(Data entries for graphics)
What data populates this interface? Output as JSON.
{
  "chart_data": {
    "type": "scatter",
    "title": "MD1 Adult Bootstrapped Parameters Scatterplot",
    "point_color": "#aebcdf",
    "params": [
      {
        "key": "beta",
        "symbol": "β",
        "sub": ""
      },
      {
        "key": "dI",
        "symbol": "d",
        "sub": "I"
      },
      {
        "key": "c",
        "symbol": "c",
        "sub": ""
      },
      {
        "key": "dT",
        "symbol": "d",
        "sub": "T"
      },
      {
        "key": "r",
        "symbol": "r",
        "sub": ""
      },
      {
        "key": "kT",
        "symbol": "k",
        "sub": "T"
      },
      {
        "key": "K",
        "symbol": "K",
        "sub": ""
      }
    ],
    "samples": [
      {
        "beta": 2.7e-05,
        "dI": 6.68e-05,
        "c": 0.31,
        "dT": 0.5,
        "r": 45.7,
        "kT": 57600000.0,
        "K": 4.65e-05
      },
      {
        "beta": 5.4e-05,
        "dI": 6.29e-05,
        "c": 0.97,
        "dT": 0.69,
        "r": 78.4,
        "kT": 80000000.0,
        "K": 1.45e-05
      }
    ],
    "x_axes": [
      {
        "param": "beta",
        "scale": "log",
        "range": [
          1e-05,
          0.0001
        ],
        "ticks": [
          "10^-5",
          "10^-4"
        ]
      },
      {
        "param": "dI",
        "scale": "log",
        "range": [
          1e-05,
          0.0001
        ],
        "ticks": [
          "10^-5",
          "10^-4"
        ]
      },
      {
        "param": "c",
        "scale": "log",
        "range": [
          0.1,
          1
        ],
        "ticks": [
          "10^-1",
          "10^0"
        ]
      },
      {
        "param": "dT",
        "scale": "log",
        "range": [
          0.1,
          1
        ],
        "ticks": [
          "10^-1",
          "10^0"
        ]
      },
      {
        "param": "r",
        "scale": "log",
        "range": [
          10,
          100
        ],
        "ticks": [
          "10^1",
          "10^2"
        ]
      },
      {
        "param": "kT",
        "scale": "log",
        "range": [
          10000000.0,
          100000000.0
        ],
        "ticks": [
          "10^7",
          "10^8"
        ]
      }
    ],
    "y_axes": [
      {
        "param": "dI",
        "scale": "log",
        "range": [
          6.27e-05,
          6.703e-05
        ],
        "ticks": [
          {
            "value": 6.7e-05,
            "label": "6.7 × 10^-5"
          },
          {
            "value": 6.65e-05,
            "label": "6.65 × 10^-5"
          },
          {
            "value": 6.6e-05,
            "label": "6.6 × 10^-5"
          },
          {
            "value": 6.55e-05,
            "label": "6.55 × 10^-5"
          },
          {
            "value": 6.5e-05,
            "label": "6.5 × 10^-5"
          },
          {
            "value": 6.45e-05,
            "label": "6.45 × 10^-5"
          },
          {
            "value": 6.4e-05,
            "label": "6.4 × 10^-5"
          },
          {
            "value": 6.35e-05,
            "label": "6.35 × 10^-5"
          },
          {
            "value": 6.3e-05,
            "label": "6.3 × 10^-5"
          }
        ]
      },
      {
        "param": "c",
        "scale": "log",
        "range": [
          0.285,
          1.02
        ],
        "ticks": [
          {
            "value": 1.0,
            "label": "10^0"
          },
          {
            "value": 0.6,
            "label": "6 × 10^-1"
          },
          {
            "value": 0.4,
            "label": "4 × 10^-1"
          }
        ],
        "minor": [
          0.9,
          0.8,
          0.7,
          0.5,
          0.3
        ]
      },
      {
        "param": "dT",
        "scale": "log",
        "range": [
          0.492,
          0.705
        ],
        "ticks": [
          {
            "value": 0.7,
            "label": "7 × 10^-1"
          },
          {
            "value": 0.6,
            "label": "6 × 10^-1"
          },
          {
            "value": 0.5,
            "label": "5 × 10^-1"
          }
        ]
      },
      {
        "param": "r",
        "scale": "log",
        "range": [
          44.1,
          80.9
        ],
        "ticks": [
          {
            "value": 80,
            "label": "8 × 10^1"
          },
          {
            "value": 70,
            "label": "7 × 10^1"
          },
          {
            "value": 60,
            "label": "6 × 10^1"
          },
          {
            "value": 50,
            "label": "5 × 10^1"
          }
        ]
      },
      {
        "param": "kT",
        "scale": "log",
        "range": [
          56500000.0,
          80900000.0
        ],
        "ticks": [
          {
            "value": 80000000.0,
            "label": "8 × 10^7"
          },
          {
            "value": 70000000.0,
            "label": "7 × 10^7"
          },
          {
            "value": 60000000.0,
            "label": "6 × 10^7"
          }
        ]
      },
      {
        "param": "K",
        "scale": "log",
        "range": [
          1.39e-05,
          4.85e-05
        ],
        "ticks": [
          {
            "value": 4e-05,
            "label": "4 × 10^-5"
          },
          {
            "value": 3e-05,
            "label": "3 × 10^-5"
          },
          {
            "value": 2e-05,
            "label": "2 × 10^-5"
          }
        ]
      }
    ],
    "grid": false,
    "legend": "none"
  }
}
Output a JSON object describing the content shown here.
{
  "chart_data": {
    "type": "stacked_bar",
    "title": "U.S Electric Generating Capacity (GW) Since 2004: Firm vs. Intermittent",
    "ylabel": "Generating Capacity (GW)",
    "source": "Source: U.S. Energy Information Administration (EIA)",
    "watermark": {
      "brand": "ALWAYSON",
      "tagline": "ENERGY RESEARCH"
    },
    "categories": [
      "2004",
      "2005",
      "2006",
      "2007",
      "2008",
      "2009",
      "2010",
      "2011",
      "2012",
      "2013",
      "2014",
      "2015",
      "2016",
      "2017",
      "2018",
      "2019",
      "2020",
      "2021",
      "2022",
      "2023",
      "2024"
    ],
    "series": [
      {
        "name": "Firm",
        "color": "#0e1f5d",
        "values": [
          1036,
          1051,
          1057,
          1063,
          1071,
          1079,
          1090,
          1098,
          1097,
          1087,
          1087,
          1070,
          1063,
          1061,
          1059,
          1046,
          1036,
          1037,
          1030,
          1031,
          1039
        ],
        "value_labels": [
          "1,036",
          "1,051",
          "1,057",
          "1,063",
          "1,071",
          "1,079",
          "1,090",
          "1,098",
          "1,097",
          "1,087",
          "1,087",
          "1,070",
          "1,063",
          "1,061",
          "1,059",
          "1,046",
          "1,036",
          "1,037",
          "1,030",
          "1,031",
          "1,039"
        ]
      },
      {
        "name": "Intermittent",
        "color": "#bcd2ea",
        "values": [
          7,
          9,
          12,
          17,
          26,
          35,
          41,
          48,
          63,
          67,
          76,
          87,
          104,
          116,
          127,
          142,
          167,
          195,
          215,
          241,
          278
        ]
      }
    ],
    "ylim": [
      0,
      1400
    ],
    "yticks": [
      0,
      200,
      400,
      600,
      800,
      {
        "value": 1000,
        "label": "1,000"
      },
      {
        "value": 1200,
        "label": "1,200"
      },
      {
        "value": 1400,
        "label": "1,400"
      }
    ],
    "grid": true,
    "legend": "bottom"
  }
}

- [CHALLENGE]: Gather all lines where the word "Output" appears.

- [THE COMPLETED TASK]:
What data populates this interface? Output as JSON.
Output a JSON object describing the content shown here.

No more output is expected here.